- GOAL OF THE EXERCISE -
Copy all lines below exactly as written. Leave pictures out.

- EXTRACTED DATA -
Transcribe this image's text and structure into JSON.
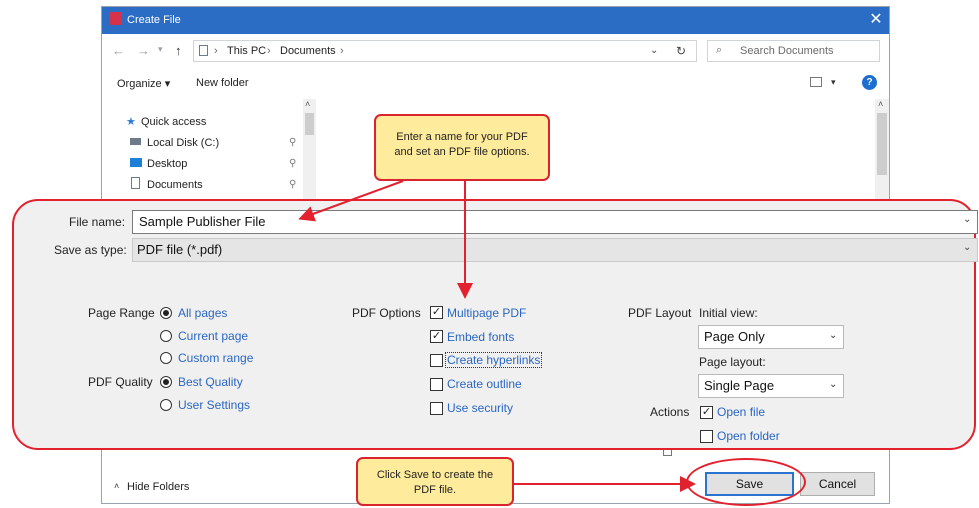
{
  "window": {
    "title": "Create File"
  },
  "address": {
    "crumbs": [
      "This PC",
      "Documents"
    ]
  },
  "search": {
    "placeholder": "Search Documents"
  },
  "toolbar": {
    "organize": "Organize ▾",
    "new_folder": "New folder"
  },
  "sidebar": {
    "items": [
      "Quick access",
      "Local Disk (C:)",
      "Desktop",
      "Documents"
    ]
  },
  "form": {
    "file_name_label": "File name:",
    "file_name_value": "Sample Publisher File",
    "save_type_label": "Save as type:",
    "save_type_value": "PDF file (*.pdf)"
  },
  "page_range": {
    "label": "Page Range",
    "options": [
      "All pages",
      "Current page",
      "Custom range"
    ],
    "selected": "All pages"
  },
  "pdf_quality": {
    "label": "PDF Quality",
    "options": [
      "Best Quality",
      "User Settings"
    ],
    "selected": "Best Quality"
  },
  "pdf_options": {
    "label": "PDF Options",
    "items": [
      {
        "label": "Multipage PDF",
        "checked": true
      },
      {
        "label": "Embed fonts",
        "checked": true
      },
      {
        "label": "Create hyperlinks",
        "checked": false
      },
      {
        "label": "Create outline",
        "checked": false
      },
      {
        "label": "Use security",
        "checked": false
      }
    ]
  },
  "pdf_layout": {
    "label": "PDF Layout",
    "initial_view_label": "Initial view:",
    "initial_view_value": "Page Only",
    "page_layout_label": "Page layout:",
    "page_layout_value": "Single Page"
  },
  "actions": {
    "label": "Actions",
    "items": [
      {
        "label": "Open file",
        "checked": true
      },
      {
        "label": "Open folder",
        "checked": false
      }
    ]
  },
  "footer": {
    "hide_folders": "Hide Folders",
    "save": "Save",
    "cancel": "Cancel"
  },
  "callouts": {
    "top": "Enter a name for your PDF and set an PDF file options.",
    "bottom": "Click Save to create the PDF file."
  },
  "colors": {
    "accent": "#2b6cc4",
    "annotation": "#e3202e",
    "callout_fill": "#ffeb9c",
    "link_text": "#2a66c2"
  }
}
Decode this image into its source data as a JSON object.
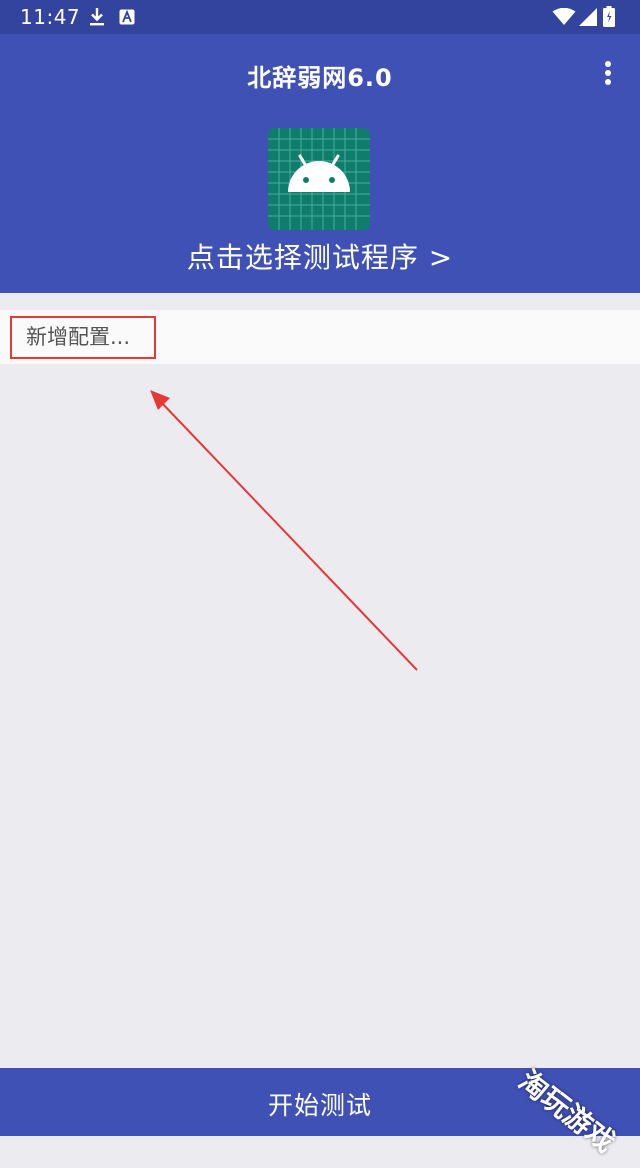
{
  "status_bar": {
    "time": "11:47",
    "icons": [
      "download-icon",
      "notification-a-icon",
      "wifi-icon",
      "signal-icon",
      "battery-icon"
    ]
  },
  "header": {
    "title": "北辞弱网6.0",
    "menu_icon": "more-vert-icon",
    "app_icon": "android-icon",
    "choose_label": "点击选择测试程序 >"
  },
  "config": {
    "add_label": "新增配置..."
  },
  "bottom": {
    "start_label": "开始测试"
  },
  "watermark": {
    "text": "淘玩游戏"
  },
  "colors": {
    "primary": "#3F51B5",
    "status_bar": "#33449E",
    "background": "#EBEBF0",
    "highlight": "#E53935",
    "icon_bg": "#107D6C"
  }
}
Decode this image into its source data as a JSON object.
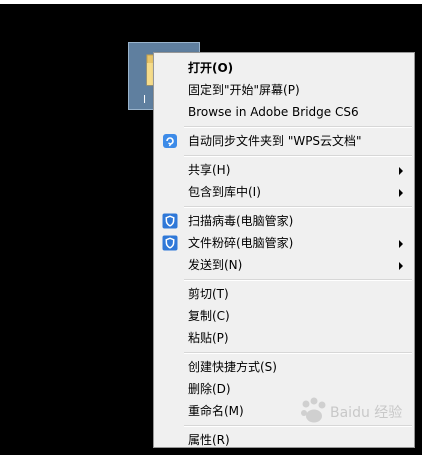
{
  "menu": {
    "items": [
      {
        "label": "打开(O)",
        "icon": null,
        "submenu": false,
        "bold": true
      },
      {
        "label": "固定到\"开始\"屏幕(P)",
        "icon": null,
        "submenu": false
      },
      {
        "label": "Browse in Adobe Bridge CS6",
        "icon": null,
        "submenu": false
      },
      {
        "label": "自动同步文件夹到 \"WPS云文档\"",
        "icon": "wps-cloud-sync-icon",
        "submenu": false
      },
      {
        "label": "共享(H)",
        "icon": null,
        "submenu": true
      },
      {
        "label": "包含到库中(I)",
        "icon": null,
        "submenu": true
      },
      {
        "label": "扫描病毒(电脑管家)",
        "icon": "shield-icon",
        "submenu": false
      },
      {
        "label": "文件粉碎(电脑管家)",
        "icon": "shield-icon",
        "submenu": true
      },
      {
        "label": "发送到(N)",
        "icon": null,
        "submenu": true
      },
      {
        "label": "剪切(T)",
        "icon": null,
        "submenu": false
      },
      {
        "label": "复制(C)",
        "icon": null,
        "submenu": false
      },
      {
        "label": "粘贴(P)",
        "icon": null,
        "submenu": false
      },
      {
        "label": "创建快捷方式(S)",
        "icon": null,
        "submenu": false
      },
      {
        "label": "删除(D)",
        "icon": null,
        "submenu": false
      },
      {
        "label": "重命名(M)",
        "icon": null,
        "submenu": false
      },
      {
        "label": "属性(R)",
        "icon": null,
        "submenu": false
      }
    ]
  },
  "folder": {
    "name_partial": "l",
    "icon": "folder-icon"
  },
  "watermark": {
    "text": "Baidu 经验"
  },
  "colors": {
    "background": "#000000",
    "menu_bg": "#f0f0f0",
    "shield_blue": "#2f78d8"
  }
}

- FULL OUTPUT -
Transcribe this image's text and structure into JSON.
{
  "window": {
    "title": "Create File"
  },
  "address": {
    "crumbs": [
      "This PC",
      "Documents"
    ]
  },
  "search": {
    "placeholder": "Search Documents"
  },
  "toolbar": {
    "organize": "Organize ▾",
    "new_folder": "New folder"
  },
  "sidebar": {
    "items": [
      "Quick access",
      "Local Disk (C:)",
      "Desktop",
      "Documents"
    ]
  },
  "form": {
    "file_name_label": "File name:",
    "file_name_value": "Sample Publisher File",
    "save_type_label": "Save as type:",
    "save_type_value": "PDF file (*.pdf)"
  },
  "page_range": {
    "label": "Page Range",
    "options": [
      "All pages",
      "Current page",
      "Custom range"
    ],
    "selected": "All pages"
  },
  "pdf_quality": {
    "label": "PDF Quality",
    "options": [
      "Best Quality",
      "User Settings"
    ],
    "selected": "Best Quality"
  },
  "pdf_options": {
    "label": "PDF Options",
    "items": [
      {
        "label": "Multipage PDF",
        "checked": true
      },
      {
        "label": "Embed fonts",
        "checked": true
      },
      {
        "label": "Create hyperlinks",
        "checked": false
      },
      {
        "label": "Create outline",
        "checked": false
      },
      {
        "label": "Use security",
        "checked": false
      }
    ]
  },
  "pdf_layout": {
    "label": "PDF Layout",
    "initial_view_label": "Initial view:",
    "initial_view_value": "Page Only",
    "page_layout_label": "Page layout:",
    "page_layout_value": "Single Page"
  },
  "actions": {
    "label": "Actions",
    "items": [
      {
        "label": "Open file",
        "checked": true
      },
      {
        "label": "Open folder",
        "checked": false
      }
    ]
  },
  "footer": {
    "hide_folders": "Hide Folders",
    "save": "Save",
    "cancel": "Cancel"
  },
  "callouts": {
    "top": "Enter a name for your PDF and set an PDF file options.",
    "bottom": "Click Save to create the PDF file."
  },
  "colors": {
    "accent": "#2b6cc4",
    "annotation": "#e3202e",
    "callout_fill": "#ffeb9c",
    "link_text": "#2a66c2"
  }
}
Decode this image into its source data as a JSON object.
{
  "status_bar": {
    "time": "11:47",
    "icons": [
      "download-icon",
      "notification-a-icon",
      "wifi-icon",
      "signal-icon",
      "battery-icon"
    ]
  },
  "header": {
    "title": "北辞弱网6.0",
    "menu_icon": "more-vert-icon",
    "app_icon": "android-icon",
    "choose_label": "点击选择测试程序 >"
  },
  "config": {
    "add_label": "新增配置..."
  },
  "bottom": {
    "start_label": "开始测试"
  },
  "watermark": {
    "text": "淘玩游戏"
  },
  "colors": {
    "primary": "#3F51B5",
    "status_bar": "#33449E",
    "background": "#EBEBF0",
    "highlight": "#E53935",
    "icon_bg": "#107D6C"
  }
}
Decode this image into its source data as a JSON object.
{
  "menu": {
    "items": [
      {
        "label": "打开(O)",
        "icon": null,
        "submenu": false,
        "bold": true
      },
      {
        "label": "固定到\"开始\"屏幕(P)",
        "icon": null,
        "submenu": false
      },
      {
        "label": "Browse in Adobe Bridge CS6",
        "icon": null,
        "submenu": false
      },
      {
        "label": "自动同步文件夹到 \"WPS云文档\"",
        "icon": "wps-cloud-sync-icon",
        "submenu": false
      },
      {
        "label": "共享(H)",
        "icon": null,
        "submenu": true
      },
      {
        "label": "包含到库中(I)",
        "icon": null,
        "submenu": true
      },
      {
        "label": "扫描病毒(电脑管家)",
        "icon": "shield-icon",
        "submenu": false
      },
      {
        "label": "文件粉碎(电脑管家)",
        "icon": "shield-icon",
        "submenu": true
      },
      {
        "label": "发送到(N)",
        "icon": null,
        "submenu": true
      },
      {
        "label": "剪切(T)",
        "icon": null,
        "submenu": false
      },
      {
        "label": "复制(C)",
        "icon": null,
        "submenu": false
      },
      {
        "label": "粘贴(P)",
        "icon": null,
        "submenu": false
      },
      {
        "label": "创建快捷方式(S)",
        "icon": null,
        "submenu": false
      },
      {
        "label": "删除(D)",
        "icon": null,
        "submenu": false
      },
      {
        "label": "重命名(M)",
        "icon": null,
        "submenu": false
      },
      {
        "label": "属性(R)",
        "icon": null,
        "submenu": false
      }
    ]
  },
  "folder": {
    "name_partial": "l",
    "icon": "folder-icon"
  },
  "watermark": {
    "text": "Baidu 经验"
  },
  "colors": {
    "background": "#000000",
    "menu_bg": "#f0f0f0",
    "shield_blue": "#2f78d8"
  }
}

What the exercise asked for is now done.